_Written exercise_
Go through the records and copy each line where the word "with" occurs.

_Data provided_
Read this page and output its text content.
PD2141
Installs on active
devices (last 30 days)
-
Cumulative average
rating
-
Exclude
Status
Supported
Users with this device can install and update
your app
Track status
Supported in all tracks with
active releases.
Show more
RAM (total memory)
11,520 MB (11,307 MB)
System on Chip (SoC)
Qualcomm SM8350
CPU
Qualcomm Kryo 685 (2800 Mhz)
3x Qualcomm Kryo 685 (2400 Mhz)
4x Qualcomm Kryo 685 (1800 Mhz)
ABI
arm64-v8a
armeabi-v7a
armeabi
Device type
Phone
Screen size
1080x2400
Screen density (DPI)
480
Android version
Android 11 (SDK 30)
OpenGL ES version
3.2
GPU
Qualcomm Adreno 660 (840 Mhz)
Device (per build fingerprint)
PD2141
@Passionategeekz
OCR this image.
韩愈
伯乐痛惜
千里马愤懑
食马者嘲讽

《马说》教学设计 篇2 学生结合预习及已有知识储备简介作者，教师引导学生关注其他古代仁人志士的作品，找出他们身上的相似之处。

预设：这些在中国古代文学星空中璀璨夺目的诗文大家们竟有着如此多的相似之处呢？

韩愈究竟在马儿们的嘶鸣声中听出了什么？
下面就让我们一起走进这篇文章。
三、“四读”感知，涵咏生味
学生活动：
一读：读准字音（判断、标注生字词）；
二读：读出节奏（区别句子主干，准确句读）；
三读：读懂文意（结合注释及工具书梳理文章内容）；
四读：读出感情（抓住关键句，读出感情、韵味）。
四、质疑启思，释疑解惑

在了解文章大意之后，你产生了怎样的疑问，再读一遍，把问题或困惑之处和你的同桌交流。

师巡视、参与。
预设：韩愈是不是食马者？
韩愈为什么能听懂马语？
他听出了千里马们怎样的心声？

_Correct answer_
Users with this device can install and update
Supported in all tracks with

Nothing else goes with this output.